RECORDS FOR THE EXERCISE:
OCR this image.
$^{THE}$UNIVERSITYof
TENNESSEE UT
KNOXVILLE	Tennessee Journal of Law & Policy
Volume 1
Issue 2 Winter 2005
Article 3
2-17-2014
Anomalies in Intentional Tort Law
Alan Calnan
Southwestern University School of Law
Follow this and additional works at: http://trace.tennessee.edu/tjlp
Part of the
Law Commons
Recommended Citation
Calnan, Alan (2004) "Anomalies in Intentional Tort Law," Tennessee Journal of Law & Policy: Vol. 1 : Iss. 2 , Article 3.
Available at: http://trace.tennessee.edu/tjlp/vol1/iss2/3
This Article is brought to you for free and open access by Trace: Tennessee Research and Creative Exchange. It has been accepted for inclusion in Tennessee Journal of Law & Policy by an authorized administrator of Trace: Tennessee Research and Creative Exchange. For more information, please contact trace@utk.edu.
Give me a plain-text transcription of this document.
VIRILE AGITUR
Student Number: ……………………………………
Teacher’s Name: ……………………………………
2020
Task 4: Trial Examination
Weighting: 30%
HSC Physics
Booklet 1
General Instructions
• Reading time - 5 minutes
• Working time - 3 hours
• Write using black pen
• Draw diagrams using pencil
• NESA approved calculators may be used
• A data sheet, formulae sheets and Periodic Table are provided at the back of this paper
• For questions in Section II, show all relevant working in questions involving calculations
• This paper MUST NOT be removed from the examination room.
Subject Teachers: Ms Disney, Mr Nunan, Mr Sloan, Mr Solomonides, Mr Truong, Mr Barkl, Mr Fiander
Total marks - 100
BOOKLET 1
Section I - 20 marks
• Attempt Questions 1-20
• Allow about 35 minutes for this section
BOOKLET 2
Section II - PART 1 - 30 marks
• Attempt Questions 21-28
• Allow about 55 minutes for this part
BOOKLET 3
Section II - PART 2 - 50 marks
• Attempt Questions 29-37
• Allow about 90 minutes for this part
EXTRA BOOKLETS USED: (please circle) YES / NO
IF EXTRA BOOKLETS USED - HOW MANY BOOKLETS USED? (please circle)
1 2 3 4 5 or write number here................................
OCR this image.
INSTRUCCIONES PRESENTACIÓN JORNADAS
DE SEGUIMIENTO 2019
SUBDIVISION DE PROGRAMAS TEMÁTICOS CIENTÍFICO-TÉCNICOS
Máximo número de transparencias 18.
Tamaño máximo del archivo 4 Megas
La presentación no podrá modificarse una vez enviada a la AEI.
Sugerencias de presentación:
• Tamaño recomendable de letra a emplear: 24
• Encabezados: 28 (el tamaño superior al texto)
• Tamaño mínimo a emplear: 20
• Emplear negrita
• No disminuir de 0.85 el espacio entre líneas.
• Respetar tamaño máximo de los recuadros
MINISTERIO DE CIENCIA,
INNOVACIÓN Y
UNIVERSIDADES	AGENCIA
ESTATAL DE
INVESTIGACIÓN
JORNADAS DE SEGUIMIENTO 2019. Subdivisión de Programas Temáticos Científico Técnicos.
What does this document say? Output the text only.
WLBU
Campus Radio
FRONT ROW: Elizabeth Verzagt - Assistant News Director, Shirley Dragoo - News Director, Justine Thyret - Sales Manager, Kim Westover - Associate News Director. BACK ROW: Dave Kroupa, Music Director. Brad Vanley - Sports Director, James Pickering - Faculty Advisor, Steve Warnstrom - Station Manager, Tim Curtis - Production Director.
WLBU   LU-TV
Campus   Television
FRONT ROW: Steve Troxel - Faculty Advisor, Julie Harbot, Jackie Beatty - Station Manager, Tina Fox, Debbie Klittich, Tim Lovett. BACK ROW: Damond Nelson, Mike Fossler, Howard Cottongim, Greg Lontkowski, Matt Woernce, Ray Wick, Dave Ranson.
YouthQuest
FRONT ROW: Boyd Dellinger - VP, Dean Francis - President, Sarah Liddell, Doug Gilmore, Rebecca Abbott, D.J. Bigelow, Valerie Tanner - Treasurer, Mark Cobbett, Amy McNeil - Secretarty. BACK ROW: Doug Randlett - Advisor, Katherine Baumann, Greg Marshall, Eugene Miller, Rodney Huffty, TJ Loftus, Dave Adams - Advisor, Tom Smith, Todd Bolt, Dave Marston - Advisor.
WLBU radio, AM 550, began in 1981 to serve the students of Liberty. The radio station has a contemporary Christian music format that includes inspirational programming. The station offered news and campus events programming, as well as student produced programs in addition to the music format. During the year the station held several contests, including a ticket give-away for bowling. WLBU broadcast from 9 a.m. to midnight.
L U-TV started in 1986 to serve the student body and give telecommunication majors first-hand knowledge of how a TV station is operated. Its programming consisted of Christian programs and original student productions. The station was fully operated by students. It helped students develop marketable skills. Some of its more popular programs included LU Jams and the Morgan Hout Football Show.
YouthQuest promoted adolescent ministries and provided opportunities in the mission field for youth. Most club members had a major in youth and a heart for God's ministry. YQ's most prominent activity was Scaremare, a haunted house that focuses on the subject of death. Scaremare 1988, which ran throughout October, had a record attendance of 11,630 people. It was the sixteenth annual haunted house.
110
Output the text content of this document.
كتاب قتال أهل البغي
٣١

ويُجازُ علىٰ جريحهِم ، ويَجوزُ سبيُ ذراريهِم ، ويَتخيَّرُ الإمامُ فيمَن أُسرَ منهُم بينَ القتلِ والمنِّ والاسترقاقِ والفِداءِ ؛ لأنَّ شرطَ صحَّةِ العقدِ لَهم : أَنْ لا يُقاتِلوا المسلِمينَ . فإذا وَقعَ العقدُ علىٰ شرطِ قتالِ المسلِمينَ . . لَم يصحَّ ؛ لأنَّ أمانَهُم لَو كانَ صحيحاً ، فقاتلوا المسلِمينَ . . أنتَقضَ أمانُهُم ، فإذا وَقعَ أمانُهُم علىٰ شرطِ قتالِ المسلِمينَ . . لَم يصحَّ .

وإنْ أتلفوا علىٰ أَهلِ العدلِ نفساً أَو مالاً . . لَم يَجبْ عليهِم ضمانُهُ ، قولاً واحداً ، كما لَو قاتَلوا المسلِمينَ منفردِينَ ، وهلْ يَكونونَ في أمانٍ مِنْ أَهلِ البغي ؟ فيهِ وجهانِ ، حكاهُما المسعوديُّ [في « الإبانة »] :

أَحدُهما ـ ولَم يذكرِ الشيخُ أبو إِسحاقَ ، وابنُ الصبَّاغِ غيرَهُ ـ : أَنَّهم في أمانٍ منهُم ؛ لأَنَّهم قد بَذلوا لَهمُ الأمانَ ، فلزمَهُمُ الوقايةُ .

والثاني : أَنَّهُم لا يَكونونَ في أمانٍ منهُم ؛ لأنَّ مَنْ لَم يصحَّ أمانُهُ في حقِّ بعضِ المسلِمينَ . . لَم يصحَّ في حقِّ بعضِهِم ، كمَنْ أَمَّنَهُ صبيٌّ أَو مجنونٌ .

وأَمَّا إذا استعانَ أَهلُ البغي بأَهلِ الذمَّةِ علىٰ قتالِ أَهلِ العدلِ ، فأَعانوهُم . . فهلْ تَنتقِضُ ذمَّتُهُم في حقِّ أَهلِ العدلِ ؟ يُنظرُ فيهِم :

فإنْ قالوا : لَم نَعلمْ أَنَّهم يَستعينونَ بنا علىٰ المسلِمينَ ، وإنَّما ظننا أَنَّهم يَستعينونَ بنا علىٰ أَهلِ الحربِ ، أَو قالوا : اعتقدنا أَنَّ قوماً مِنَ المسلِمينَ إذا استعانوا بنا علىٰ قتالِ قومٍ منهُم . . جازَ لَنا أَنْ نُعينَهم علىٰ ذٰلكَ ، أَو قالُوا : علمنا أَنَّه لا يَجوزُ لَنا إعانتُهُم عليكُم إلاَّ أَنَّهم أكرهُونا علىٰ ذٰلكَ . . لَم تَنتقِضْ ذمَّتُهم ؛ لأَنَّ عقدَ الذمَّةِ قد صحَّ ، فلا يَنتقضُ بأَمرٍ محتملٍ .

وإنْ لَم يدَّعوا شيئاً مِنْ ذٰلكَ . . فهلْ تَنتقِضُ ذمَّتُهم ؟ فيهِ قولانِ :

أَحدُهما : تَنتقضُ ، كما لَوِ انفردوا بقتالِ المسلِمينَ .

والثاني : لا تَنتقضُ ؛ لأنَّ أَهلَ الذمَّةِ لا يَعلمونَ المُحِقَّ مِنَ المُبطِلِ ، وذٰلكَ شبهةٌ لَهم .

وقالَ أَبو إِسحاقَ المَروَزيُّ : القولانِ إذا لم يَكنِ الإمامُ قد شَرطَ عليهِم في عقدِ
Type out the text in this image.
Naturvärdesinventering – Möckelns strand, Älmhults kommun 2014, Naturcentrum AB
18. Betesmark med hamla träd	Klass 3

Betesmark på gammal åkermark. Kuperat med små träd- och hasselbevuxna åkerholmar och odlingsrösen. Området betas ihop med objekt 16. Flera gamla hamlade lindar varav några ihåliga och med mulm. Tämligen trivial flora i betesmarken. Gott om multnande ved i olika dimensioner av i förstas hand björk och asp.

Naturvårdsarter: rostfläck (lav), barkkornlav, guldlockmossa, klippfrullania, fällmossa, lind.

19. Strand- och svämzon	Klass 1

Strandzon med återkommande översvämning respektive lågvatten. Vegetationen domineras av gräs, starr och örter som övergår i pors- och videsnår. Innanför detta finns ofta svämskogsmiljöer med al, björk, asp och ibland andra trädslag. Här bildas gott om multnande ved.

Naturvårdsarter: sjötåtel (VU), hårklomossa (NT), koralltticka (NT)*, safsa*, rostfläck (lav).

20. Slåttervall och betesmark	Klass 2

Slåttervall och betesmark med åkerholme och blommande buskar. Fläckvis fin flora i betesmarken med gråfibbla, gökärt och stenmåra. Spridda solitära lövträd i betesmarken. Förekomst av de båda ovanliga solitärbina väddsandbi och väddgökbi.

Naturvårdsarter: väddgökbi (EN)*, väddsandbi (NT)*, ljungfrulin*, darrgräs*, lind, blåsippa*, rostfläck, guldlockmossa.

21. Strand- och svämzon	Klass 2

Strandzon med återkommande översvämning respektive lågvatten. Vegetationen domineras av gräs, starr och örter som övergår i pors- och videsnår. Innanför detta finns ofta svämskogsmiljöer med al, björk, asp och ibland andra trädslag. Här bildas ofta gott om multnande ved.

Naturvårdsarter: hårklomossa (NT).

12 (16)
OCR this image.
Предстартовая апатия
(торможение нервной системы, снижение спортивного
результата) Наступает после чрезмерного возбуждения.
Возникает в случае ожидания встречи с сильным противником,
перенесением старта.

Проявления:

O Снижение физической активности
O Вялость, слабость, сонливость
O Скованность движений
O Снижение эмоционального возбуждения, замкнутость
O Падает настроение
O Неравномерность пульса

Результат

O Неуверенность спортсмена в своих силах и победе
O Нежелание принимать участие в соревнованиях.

PROBLEM: Some lines of the records may hold the word "about". How many do? Answer with a number and nothing else.

TASK ANSWER: 3